> _What the task requires_:
Your answer must be the full listing below, repeated exactly, with no pictures in it.

> _Data in this exercise_:
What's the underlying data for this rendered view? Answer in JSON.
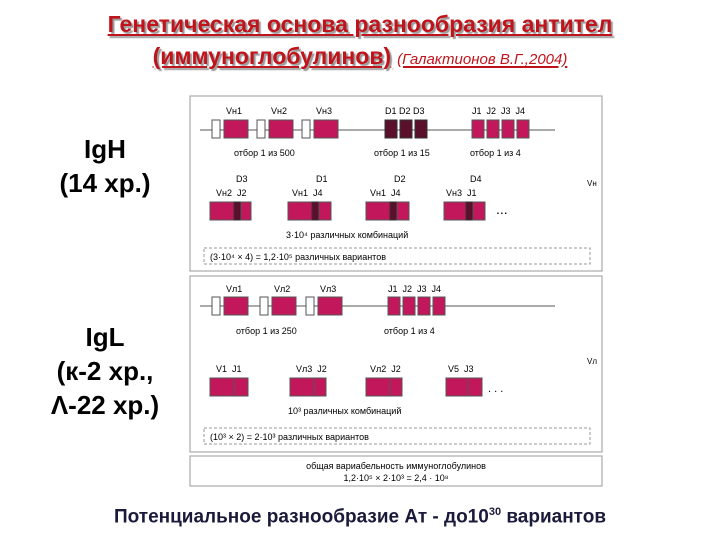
{
  "title": {
    "line1": "Генетическая основа разнообразия антител",
    "line2": "(иммуноглобулинов)",
    "reference": "(Галактионов В.Г.,2004)"
  },
  "heavy": {
    "label": "IgH",
    "chromosome": "(14 хр.)",
    "genes_top": {
      "v1": "Vн1",
      "v2": "Vн2",
      "v3": "Vн3",
      "d": "D1 D2 D3",
      "j": "J1  J2  J3  J4"
    },
    "select_v": "отбор 1 из 500",
    "select_d": "отбор 1 из 15",
    "select_j": "отбор 1 из 4",
    "combos_top": {
      "c1": "D3",
      "c2": "D1",
      "c3": "D2",
      "c4": "D4"
    },
    "combos": [
      "Vн2  J2",
      "Vн1  J4",
      "Vн1  J4",
      "Vн3  J1"
    ],
    "ellipsis": "...",
    "side_label": "Vн",
    "combinations": "3·10⁴ различных комбинаций",
    "variants": "(3·10⁴ × 4) = 1,2·10⁵ различных вариантов"
  },
  "light": {
    "label": "IgL",
    "chromosome": "(к-2 хр.,",
    "chromosome2": "Λ-22 хр.)",
    "genes_top": {
      "v1": "Vл1",
      "v2": "Vл2",
      "v3": "Vл3",
      "j": "J1  J2  J3  J4"
    },
    "select_v": "отбор 1 из 250",
    "select_j": "отбор 1 из 4",
    "combos": [
      "V1  J1",
      "Vл3  J2",
      "Vл2  J2",
      "V5  J3"
    ],
    "ellipsis": ". . .",
    "side_label": "Vл",
    "combinations": "10³ различных комбинаций",
    "variants": "(10³ × 2) = 2·10³ различных вариантов"
  },
  "total": {
    "line1": "общая вариабельность иммуноглобулинов",
    "line2": "1,2·10⁵ × 2·10³ = 2,4 · 10⁸"
  },
  "bottom": {
    "text": "Потенциальное разнообразие Ат - до10",
    "exponent": "30",
    "suffix": " вариантов"
  },
  "colors": {
    "title": "#c0141c",
    "segment": "#c2185b",
    "dark_segment": "#5a0f2a",
    "box_border": "#9a9a9a"
  }
}
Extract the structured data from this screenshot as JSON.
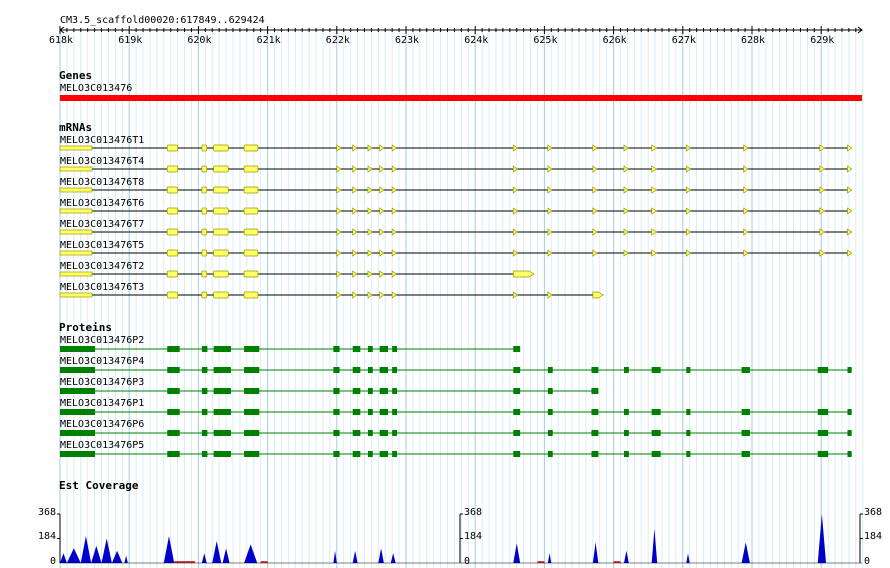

> _Written answer_:
What's the underlying data for this rendered view? Answer in JSON.
{
  "title": {
    "line1": "Генетическая основа разнообразия антител",
    "line2": "(иммуноглобулинов)",
    "reference": "(Галактионов В.Г.,2004)"
  },
  "heavy": {
    "label": "IgH",
    "chromosome": "(14 хр.)",
    "genes_top": {
      "v1": "Vн1",
      "v2": "Vн2",
      "v3": "Vн3",
      "d": "D1 D2 D3",
      "j": "J1  J2  J3  J4"
    },
    "select_v": "отбор 1 из 500",
    "select_d": "отбор 1 из 15",
    "select_j": "отбор 1 из 4",
    "combos_top": {
      "c1": "D3",
      "c2": "D1",
      "c3": "D2",
      "c4": "D4"
    },
    "combos": [
      "Vн2  J2",
      "Vн1  J4",
      "Vн1  J4",
      "Vн3  J1"
    ],
    "ellipsis": "...",
    "side_label": "Vн",
    "combinations": "3·10⁴ различных комбинаций",
    "variants": "(3·10⁴ × 4) = 1,2·10⁵ различных вариантов"
  },
  "light": {
    "label": "IgL",
    "chromosome": "(к-2 хр.,",
    "chromosome2": "Λ-22 хр.)",
    "genes_top": {
      "v1": "Vл1",
      "v2": "Vл2",
      "v3": "Vл3",
      "j": "J1  J2  J3  J4"
    },
    "select_v": "отбор 1 из 250",
    "select_j": "отбор 1 из 4",
    "combos": [
      "V1  J1",
      "Vл3  J2",
      "Vл2  J2",
      "V5  J3"
    ],
    "ellipsis": ". . .",
    "side_label": "Vл",
    "combinations": "10³ различных комбинаций",
    "variants": "(10³ × 2) = 2·10³ различных вариантов"
  },
  "total": {
    "line1": "общая вариабельность иммуноглобулинов",
    "line2": "1,2·10⁵ × 2·10³ = 2,4 · 10⁸"
  },
  "bottom": {
    "text": "Потенциальное разнообразие Ат - до10",
    "exponent": "30",
    "suffix": " вариантов"
  },
  "colors": {
    "title": "#c0141c",
    "segment": "#c2185b",
    "dark_segment": "#5a0f2a",
    "box_border": "#9a9a9a"
  }
}
Extract the structured data from this screenshot as JSON.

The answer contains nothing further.